What you have to do: Quote the records beneath, complete and exact. Leave out images.

━━ Input

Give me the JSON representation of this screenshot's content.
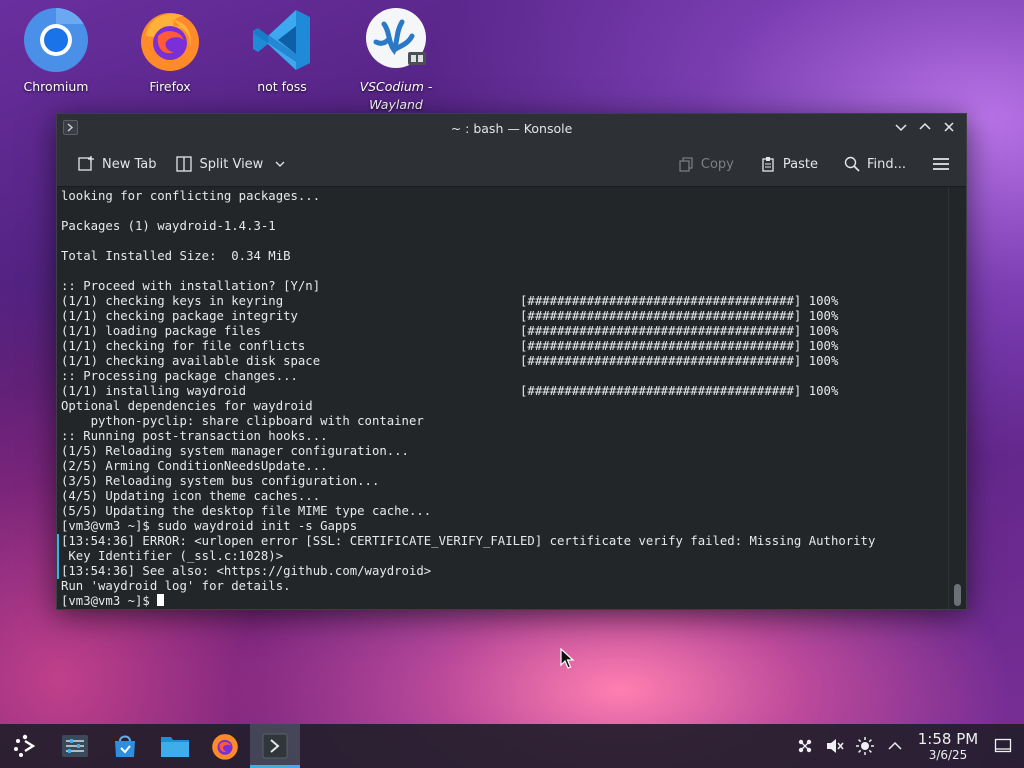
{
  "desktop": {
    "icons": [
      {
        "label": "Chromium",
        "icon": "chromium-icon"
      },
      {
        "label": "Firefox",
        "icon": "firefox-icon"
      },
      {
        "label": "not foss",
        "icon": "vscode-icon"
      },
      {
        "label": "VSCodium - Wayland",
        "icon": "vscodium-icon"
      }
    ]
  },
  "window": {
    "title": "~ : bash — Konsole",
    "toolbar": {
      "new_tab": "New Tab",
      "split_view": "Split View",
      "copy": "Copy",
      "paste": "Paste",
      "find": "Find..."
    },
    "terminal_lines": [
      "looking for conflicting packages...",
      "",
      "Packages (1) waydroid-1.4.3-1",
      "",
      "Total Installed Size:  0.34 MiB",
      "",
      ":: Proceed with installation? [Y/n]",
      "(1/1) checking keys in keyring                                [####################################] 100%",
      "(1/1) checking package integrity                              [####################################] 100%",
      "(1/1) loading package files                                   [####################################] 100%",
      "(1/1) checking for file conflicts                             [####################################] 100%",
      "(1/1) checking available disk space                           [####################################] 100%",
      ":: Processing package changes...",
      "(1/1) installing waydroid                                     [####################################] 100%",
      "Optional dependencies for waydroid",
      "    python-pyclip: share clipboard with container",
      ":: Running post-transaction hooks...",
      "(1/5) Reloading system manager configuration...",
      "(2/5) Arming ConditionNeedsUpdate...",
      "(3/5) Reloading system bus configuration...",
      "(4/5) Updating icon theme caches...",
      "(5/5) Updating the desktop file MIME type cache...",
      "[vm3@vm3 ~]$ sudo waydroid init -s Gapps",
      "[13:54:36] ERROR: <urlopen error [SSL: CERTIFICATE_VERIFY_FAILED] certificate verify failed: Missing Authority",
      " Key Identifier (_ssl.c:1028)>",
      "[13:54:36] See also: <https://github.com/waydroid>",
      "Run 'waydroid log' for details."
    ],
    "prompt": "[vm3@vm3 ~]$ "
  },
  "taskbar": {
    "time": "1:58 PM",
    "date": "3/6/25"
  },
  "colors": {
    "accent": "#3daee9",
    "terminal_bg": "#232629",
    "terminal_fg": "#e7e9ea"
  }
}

━━━━

Reply:
Give me the JSON representation of this screenshot's content.
{
  "desktop": {
    "icons": [
      {
        "label": "Chromium",
        "icon": "chromium-icon"
      },
      {
        "label": "Firefox",
        "icon": "firefox-icon"
      },
      {
        "label": "not foss",
        "icon": "vscode-icon"
      },
      {
        "label": "VSCodium - Wayland",
        "icon": "vscodium-icon"
      }
    ]
  },
  "window": {
    "title": "~ : bash — Konsole",
    "toolbar": {
      "new_tab": "New Tab",
      "split_view": "Split View",
      "copy": "Copy",
      "paste": "Paste",
      "find": "Find..."
    },
    "terminal_lines": [
      "looking for conflicting packages...",
      "",
      "Packages (1) waydroid-1.4.3-1",
      "",
      "Total Installed Size:  0.34 MiB",
      "",
      ":: Proceed with installation? [Y/n]",
      "(1/1) checking keys in keyring                                [####################################] 100%",
      "(1/1) checking package integrity                              [####################################] 100%",
      "(1/1) loading package files                                   [####################################] 100%",
      "(1/1) checking for file conflicts                             [####################################] 100%",
      "(1/1) checking available disk space                           [####################################] 100%",
      ":: Processing package changes...",
      "(1/1) installing waydroid                                     [####################################] 100%",
      "Optional dependencies for waydroid",
      "    python-pyclip: share clipboard with container",
      ":: Running post-transaction hooks...",
      "(1/5) Reloading system manager configuration...",
      "(2/5) Arming ConditionNeedsUpdate...",
      "(3/5) Reloading system bus configuration...",
      "(4/5) Updating icon theme caches...",
      "(5/5) Updating the desktop file MIME type cache...",
      "[vm3@vm3 ~]$ sudo waydroid init -s Gapps",
      "[13:54:36] ERROR: <urlopen error [SSL: CERTIFICATE_VERIFY_FAILED] certificate verify failed: Missing Authority",
      " Key Identifier (_ssl.c:1028)>",
      "[13:54:36] See also: <https://github.com/waydroid>",
      "Run 'waydroid log' for details."
    ],
    "prompt": "[vm3@vm3 ~]$ "
  },
  "taskbar": {
    "time": "1:58 PM",
    "date": "3/6/25"
  },
  "colors": {
    "accent": "#3daee9",
    "terminal_bg": "#232629",
    "terminal_fg": "#e7e9ea"
  }
}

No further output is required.